#### [Description of the task]
Reproduce the listing below without changes, except that pictures are left out.

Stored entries
◆ ◆ ◆ ◆

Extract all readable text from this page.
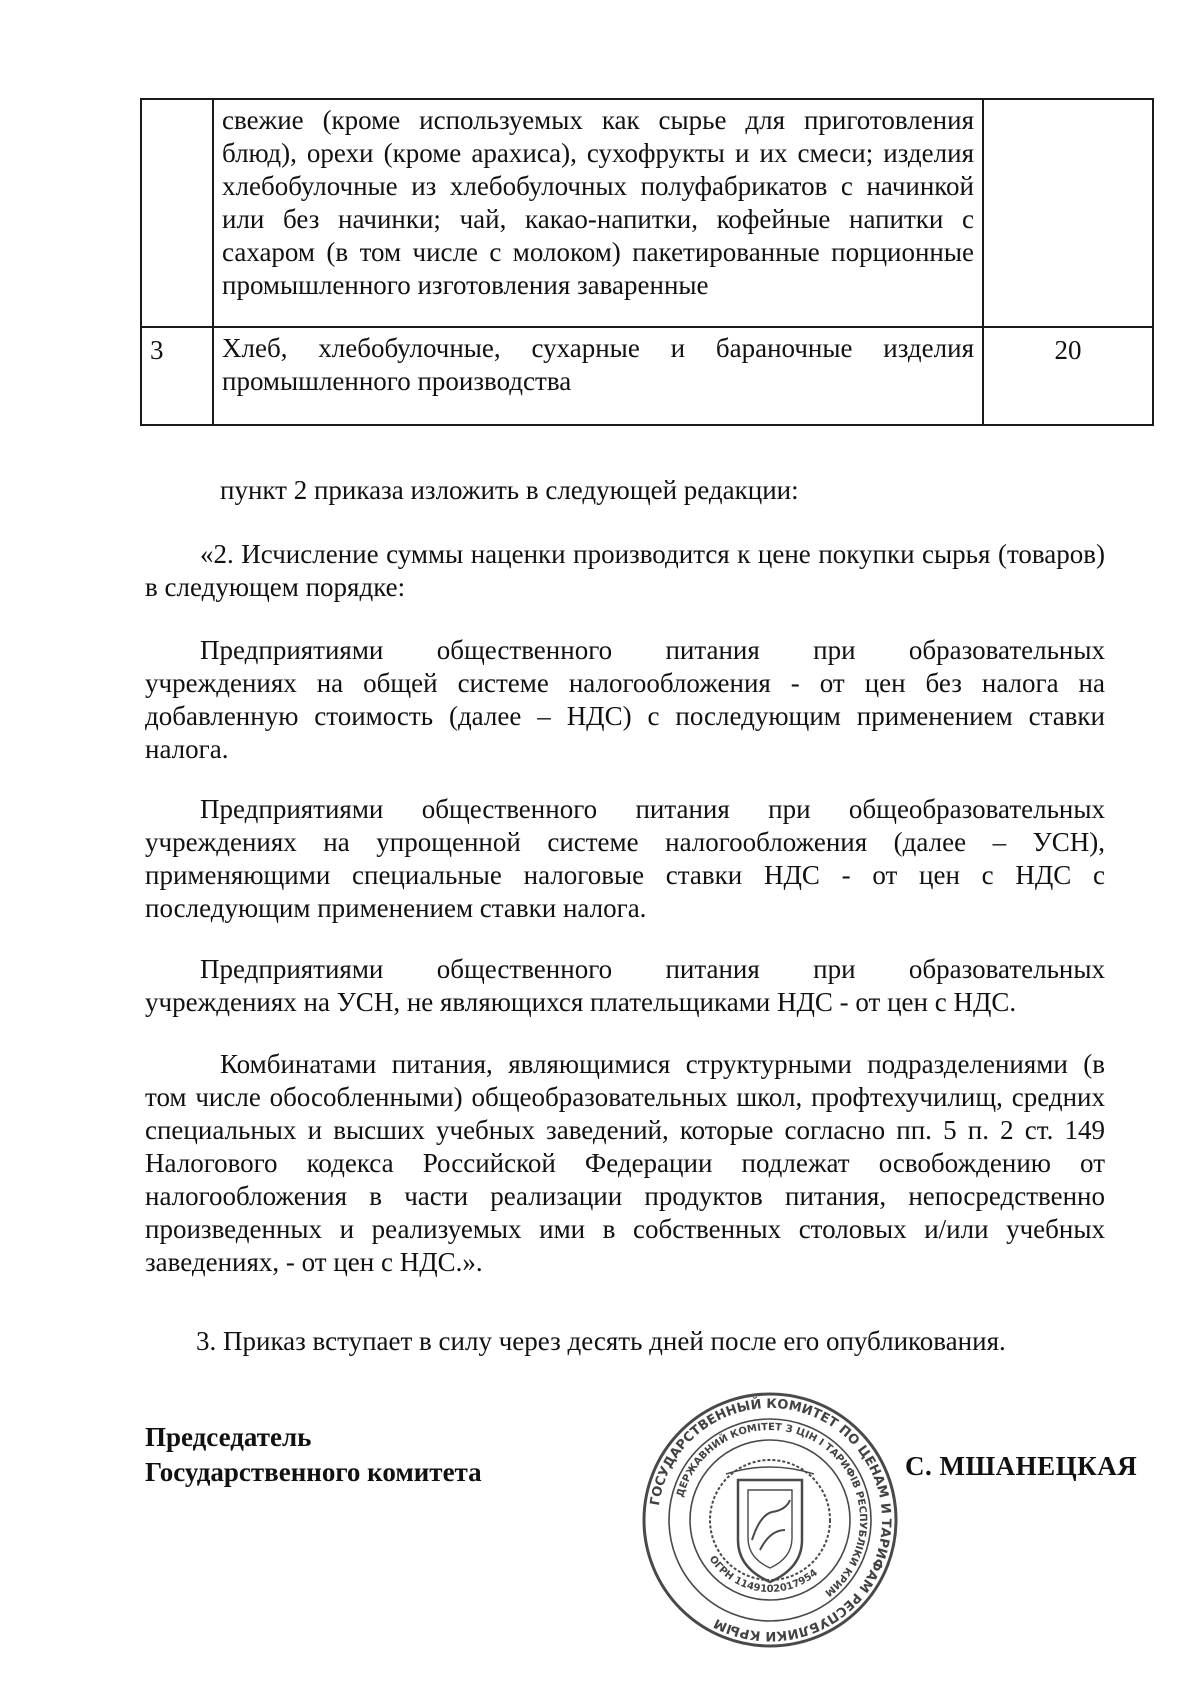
	свежие (кроме используемых как сырье для приготовления блюд), орехи (кроме арахиса), сухофрукты и их смеси; изделия хлебобулочные из хлебобулочных полуфабрикатов с начинкой или без начинки; чай, какао-напитки, кофейные напитки с сахаром (в том числе с молоком) пакетированные порционные промышленного изготовления заваренные	
3	Хлеб, хлебобулочные, сухарные и бараночные изделия промышленного производства	20
пункт 2 приказа изложить в следующей редакции:
«2. Исчисление суммы наценки производится к цене покупки сырья (товаров) в следующем порядке:
Предприятиями общественного питания при образовательных
учреждениях на общей системе налогообложения - от цен без налога на добавленную стоимость (далее – НДС) с последующим применением ставки налога.
Предприятиями общественного питания при общеобразовательных
учреждениях на упрощенной системе налогообложения (далее – УСН), применяющими специальные налоговые ставки НДС - от цен с НДС с последующим применением ставки налога.
Предприятиями общественного питания при образовательных
учреждениях на УСН, не являющихся плательщиками НДС - от цен с НДС.
Комбинатами питания, являющимися структурными подразделениями (в том числе обособленными) общеобразовательных школ, профтехучилищ, средних специальных и высших учебных заведений, которые согласно пп. 5 п. 2 ст. 149 Налогового кодекса Российской Федерации подлежат освобождению от налогообложения в части реализации продуктов питания, непосредственно произведенных и реализуемых ими в собственных столовых и/или учебных заведениях, - от цен с НДС.».
3. Приказ вступает в силу через десять дней после его опубликования.
Председатель
Государственного комитета
ГОСУДАРСТВЕННЫЙ КОМИТЕТ ПО ЦЕНАМ И ТАРИФАМ РЕСПУБЛИКИ КРЫМ
ДЕРЖАВНИЙ КОМІТЕТ З ЦІН І ТАРИФІВ РЕСПУБЛІКИ КРИМ
ОГРН 1149102017954
С. МШАНЕЦКАЯ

◆ ◆ ◆ ◆

#### [Finished exercise]
Extract all readable text from this page.
	свежие (кроме используемых как сырье для приготовления блюд), орехи (кроме арахиса), сухофрукты и их смеси; изделия хлебобулочные из хлебобулочных полуфабрикатов с начинкой или без начинки; чай, какао-напитки, кофейные напитки с сахаром (в том числе с молоком) пакетированные порционные промышленного изготовления заваренные	
3	Хлеб, хлебобулочные, сухарные и бараночные изделия промышленного производства	20
пункт 2 приказа изложить в следующей редакции:
«2. Исчисление суммы наценки производится к цене покупки сырья (товаров) в следующем порядке:
Предприятиями общественного питания при образовательных
учреждениях на общей системе налогообложения - от цен без налога на добавленную стоимость (далее – НДС) с последующим применением ставки налога.
Предприятиями общественного питания при общеобразовательных
учреждениях на упрощенной системе налогообложения (далее – УСН), применяющими специальные налоговые ставки НДС - от цен с НДС с последующим применением ставки налога.
Предприятиями общественного питания при образовательных
учреждениях на УСН, не являющихся плательщиками НДС - от цен с НДС.
Комбинатами питания, являющимися структурными подразделениями (в том числе обособленными) общеобразовательных школ, профтехучилищ, средних специальных и высших учебных заведений, которые согласно пп. 5 п. 2 ст. 149 Налогового кодекса Российской Федерации подлежат освобождению от налогообложения в части реализации продуктов питания, непосредственно произведенных и реализуемых ими в собственных столовых и/или учебных заведениях, - от цен с НДС.».
3. Приказ вступает в силу через десять дней после его опубликования.
Председатель
Государственного комитета
ГОСУДАРСТВЕННЫЙ КОМИТЕТ ПО ЦЕНАМ И ТАРИФАМ РЕСПУБЛИКИ КРЫМ
ДЕРЖАВНИЙ КОМІТЕТ З ЦІН І ТАРИФІВ РЕСПУБЛІКИ КРИМ
ОГРН 1149102017954
С. МШАНЕЦКАЯ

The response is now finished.